Transcribe the listing verbatim. Do not carry over any pictures.

** START OF Supplied material **

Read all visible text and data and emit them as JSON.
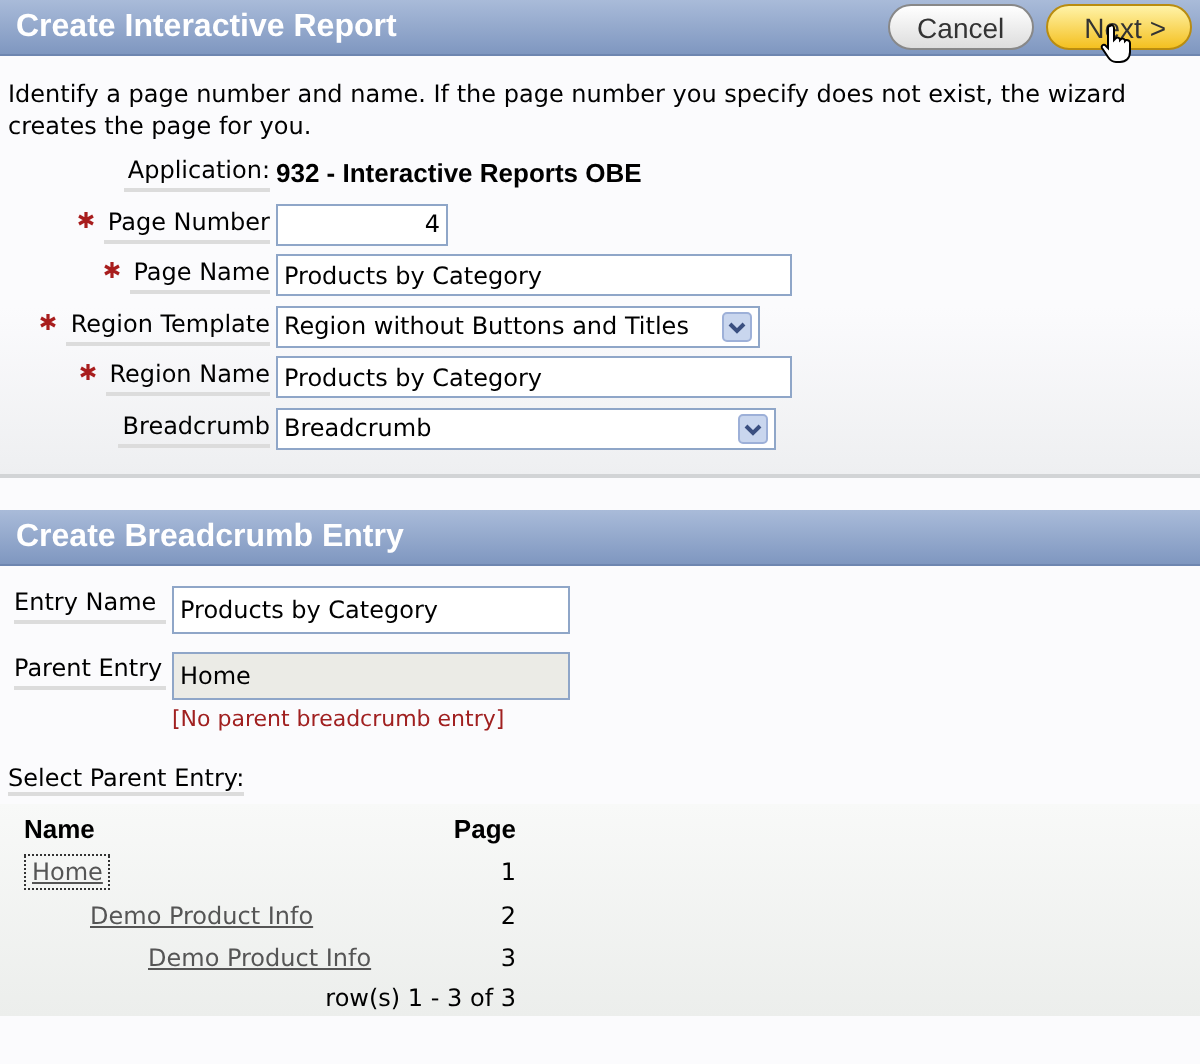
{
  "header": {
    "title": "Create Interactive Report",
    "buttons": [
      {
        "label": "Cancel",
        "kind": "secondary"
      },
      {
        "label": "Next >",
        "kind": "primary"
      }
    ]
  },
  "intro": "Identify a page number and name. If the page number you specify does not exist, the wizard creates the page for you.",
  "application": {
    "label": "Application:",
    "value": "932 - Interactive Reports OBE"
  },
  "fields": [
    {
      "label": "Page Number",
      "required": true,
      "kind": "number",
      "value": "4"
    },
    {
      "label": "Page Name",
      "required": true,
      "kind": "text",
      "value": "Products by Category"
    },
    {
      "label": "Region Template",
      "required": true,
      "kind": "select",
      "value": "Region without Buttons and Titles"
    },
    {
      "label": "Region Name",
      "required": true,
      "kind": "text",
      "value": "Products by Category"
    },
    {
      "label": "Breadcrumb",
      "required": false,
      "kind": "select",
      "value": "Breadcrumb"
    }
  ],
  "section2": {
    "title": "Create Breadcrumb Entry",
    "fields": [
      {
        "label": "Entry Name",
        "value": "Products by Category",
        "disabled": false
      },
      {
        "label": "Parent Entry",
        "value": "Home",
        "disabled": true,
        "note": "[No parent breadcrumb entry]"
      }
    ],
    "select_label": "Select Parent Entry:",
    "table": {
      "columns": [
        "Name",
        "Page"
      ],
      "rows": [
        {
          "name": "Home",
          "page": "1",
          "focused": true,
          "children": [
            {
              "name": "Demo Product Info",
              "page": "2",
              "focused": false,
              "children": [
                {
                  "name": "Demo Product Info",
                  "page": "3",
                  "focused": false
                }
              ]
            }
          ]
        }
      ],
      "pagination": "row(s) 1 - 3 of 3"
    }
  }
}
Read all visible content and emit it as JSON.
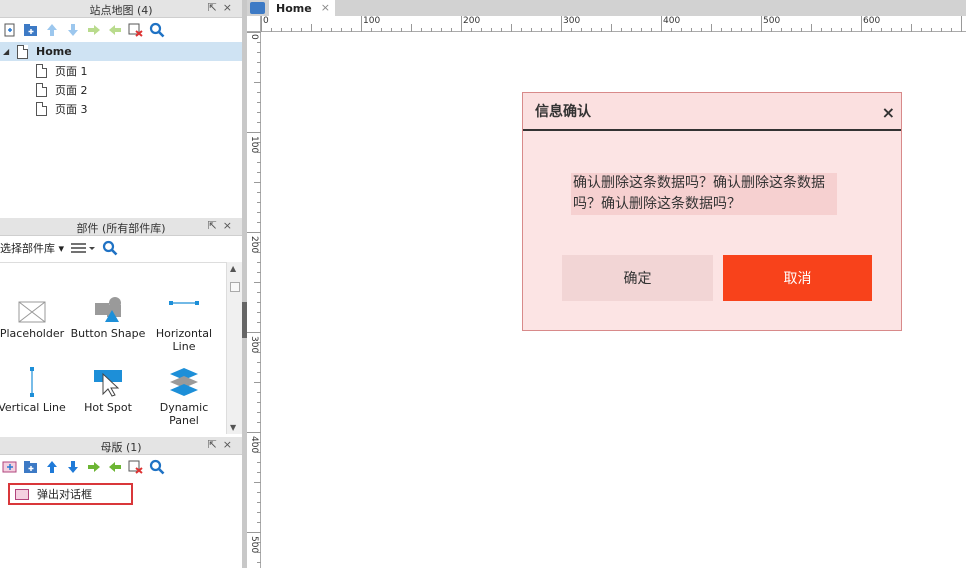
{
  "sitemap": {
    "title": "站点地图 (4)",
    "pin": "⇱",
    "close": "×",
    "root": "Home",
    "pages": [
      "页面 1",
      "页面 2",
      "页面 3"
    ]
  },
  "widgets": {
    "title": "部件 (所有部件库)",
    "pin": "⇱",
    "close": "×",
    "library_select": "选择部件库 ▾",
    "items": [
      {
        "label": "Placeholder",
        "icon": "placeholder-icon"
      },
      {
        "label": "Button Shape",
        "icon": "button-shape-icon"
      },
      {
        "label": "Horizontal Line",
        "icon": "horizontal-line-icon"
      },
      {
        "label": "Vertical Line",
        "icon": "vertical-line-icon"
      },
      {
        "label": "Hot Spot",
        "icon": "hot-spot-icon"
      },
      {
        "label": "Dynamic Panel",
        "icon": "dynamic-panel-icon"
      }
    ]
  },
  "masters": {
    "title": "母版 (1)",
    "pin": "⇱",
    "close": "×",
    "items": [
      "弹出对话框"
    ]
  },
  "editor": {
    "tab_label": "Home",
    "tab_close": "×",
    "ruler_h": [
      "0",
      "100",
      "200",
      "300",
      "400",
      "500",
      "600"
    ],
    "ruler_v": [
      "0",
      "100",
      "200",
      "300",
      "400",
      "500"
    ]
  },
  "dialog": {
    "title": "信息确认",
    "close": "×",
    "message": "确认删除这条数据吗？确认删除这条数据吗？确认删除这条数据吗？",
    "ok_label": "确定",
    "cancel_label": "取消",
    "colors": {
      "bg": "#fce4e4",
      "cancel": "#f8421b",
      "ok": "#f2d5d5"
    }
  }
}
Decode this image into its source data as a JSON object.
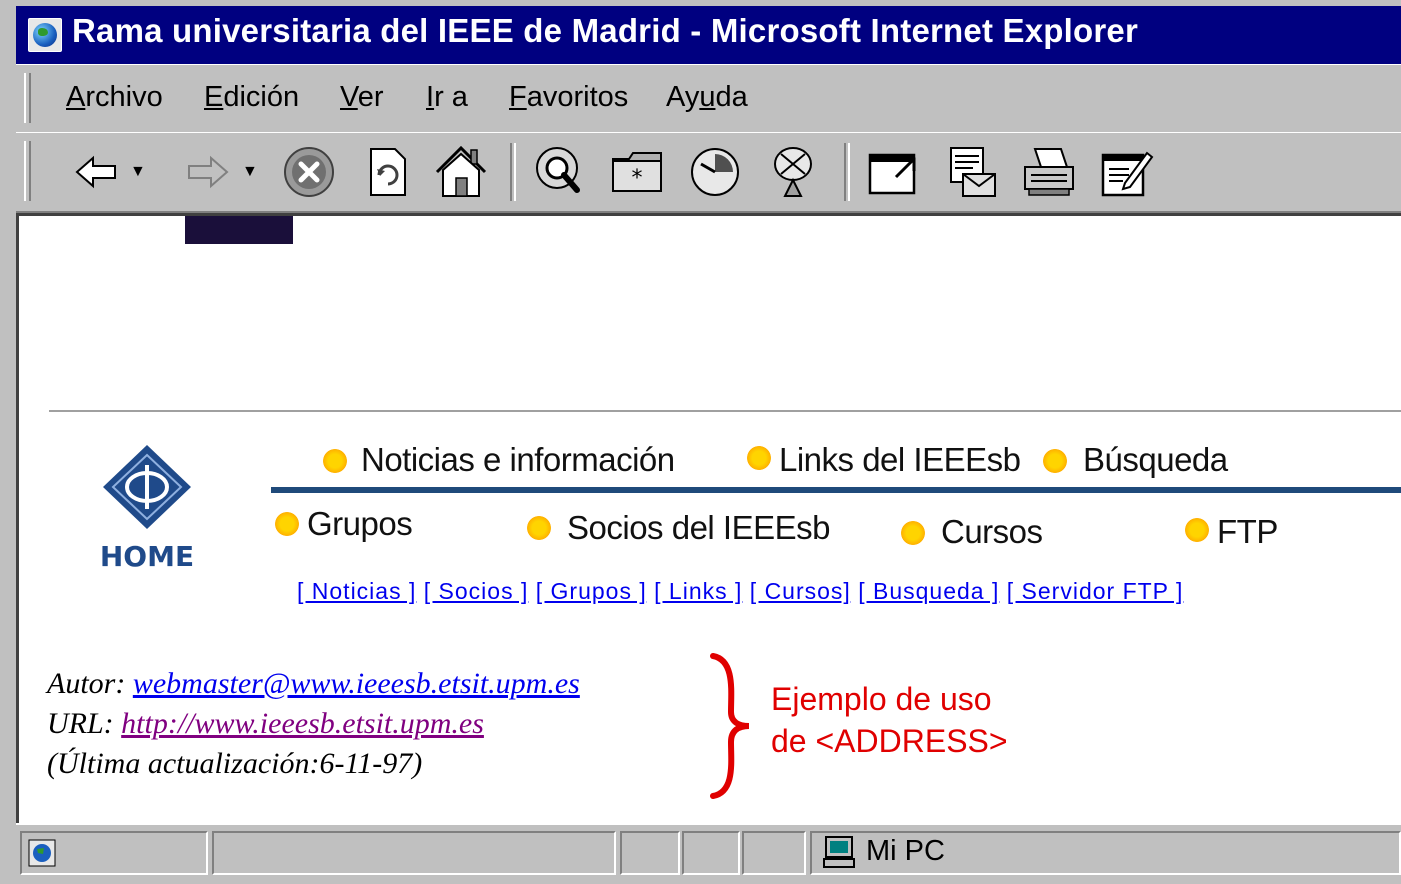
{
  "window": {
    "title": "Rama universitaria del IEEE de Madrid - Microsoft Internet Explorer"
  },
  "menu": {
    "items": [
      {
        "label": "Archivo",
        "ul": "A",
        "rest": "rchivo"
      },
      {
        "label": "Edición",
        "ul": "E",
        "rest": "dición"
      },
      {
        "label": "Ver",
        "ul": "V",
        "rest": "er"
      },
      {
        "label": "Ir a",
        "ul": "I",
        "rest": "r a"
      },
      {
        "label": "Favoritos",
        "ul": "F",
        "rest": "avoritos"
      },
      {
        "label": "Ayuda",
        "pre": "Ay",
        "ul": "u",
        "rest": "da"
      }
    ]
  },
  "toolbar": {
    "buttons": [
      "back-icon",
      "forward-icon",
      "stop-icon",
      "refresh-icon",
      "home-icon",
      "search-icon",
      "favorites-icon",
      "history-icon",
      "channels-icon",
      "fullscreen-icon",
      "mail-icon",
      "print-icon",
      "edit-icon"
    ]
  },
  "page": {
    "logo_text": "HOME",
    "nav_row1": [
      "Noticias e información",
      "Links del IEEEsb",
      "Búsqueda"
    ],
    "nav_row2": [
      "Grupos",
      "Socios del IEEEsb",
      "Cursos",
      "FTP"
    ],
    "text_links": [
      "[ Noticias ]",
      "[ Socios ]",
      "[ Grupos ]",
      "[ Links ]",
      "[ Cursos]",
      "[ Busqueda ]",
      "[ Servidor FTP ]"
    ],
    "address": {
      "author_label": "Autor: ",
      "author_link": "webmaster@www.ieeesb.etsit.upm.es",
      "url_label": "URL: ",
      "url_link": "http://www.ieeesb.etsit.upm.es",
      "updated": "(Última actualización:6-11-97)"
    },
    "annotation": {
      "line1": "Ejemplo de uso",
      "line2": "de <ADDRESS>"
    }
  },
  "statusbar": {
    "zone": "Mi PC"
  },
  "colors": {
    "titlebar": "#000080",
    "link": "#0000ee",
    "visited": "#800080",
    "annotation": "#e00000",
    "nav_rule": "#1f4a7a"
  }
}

** END OF Supplied material **

◆ Finished answer
Read all visible text and data and emit them as JSON.
{
  "header": {
    "title": "Create Interactive Report",
    "buttons": [
      {
        "label": "Cancel",
        "kind": "secondary"
      },
      {
        "label": "Next >",
        "kind": "primary"
      }
    ]
  },
  "intro": "Identify a page number and name. If the page number you specify does not exist, the wizard creates the page for you.",
  "application": {
    "label": "Application:",
    "value": "932 - Interactive Reports OBE"
  },
  "fields": [
    {
      "label": "Page Number",
      "required": true,
      "kind": "number",
      "value": "4"
    },
    {
      "label": "Page Name",
      "required": true,
      "kind": "text",
      "value": "Products by Category"
    },
    {
      "label": "Region Template",
      "required": true,
      "kind": "select",
      "value": "Region without Buttons and Titles"
    },
    {
      "label": "Region Name",
      "required": true,
      "kind": "text",
      "value": "Products by Category"
    },
    {
      "label": "Breadcrumb",
      "required": false,
      "kind": "select",
      "value": "Breadcrumb"
    }
  ],
  "section2": {
    "title": "Create Breadcrumb Entry",
    "fields": [
      {
        "label": "Entry Name",
        "value": "Products by Category",
        "disabled": false
      },
      {
        "label": "Parent Entry",
        "value": "Home",
        "disabled": true,
        "note": "[No parent breadcrumb entry]"
      }
    ],
    "select_label": "Select Parent Entry:",
    "table": {
      "columns": [
        "Name",
        "Page"
      ],
      "rows": [
        {
          "name": "Home",
          "page": "1",
          "focused": true,
          "children": [
            {
              "name": "Demo Product Info",
              "page": "2",
              "focused": false,
              "children": [
                {
                  "name": "Demo Product Info",
                  "page": "3",
                  "focused": false
                }
              ]
            }
          ]
        }
      ],
      "pagination": "row(s) 1 - 3 of 3"
    }
  }
}
Read all visible content and emit it as JSON.
{
  "sitemap": {
    "title": "站点地图 (4)",
    "pin": "⇱",
    "close": "×",
    "root": "Home",
    "pages": [
      "页面 1",
      "页面 2",
      "页面 3"
    ]
  },
  "widgets": {
    "title": "部件 (所有部件库)",
    "pin": "⇱",
    "close": "×",
    "library_select": "选择部件库 ▾",
    "items": [
      {
        "label": "Placeholder",
        "icon": "placeholder-icon"
      },
      {
        "label": "Button Shape",
        "icon": "button-shape-icon"
      },
      {
        "label": "Horizontal Line",
        "icon": "horizontal-line-icon"
      },
      {
        "label": "Vertical Line",
        "icon": "vertical-line-icon"
      },
      {
        "label": "Hot Spot",
        "icon": "hot-spot-icon"
      },
      {
        "label": "Dynamic Panel",
        "icon": "dynamic-panel-icon"
      }
    ]
  },
  "masters": {
    "title": "母版 (1)",
    "pin": "⇱",
    "close": "×",
    "items": [
      "弹出对话框"
    ]
  },
  "editor": {
    "tab_label": "Home",
    "tab_close": "×",
    "ruler_h": [
      "0",
      "100",
      "200",
      "300",
      "400",
      "500",
      "600"
    ],
    "ruler_v": [
      "0",
      "100",
      "200",
      "300",
      "400",
      "500"
    ]
  },
  "dialog": {
    "title": "信息确认",
    "close": "×",
    "message": "确认删除这条数据吗？确认删除这条数据吗？确认删除这条数据吗？",
    "ok_label": "确定",
    "cancel_label": "取消",
    "colors": {
      "bg": "#fce4e4",
      "cancel": "#f8421b",
      "ok": "#f2d5d5"
    }
  }
}
Decode this image into its source data as a JSON object.
{
  "window": {
    "title": "Rama universitaria del IEEE de Madrid - Microsoft Internet Explorer"
  },
  "menu": {
    "items": [
      {
        "label": "Archivo",
        "ul": "A",
        "rest": "rchivo"
      },
      {
        "label": "Edición",
        "ul": "E",
        "rest": "dición"
      },
      {
        "label": "Ver",
        "ul": "V",
        "rest": "er"
      },
      {
        "label": "Ir a",
        "ul": "I",
        "rest": "r a"
      },
      {
        "label": "Favoritos",
        "ul": "F",
        "rest": "avoritos"
      },
      {
        "label": "Ayuda",
        "pre": "Ay",
        "ul": "u",
        "rest": "da"
      }
    ]
  },
  "toolbar": {
    "buttons": [
      "back-icon",
      "forward-icon",
      "stop-icon",
      "refresh-icon",
      "home-icon",
      "search-icon",
      "favorites-icon",
      "history-icon",
      "channels-icon",
      "fullscreen-icon",
      "mail-icon",
      "print-icon",
      "edit-icon"
    ]
  },
  "page": {
    "logo_text": "HOME",
    "nav_row1": [
      "Noticias e información",
      "Links del IEEEsb",
      "Búsqueda"
    ],
    "nav_row2": [
      "Grupos",
      "Socios del IEEEsb",
      "Cursos",
      "FTP"
    ],
    "text_links": [
      "[ Noticias ]",
      "[ Socios ]",
      "[ Grupos ]",
      "[ Links ]",
      "[ Cursos]",
      "[ Busqueda ]",
      "[ Servidor FTP ]"
    ],
    "address": {
      "author_label": "Autor: ",
      "author_link": "webmaster@www.ieeesb.etsit.upm.es",
      "url_label": "URL: ",
      "url_link": "http://www.ieeesb.etsit.upm.es",
      "updated": "(Última actualización:6-11-97)"
    },
    "annotation": {
      "line1": "Ejemplo de uso",
      "line2": "de <ADDRESS>"
    }
  },
  "statusbar": {
    "zone": "Mi PC"
  },
  "colors": {
    "titlebar": "#000080",
    "link": "#0000ee",
    "visited": "#800080",
    "annotation": "#e00000",
    "nav_rule": "#1f4a7a"
  }
}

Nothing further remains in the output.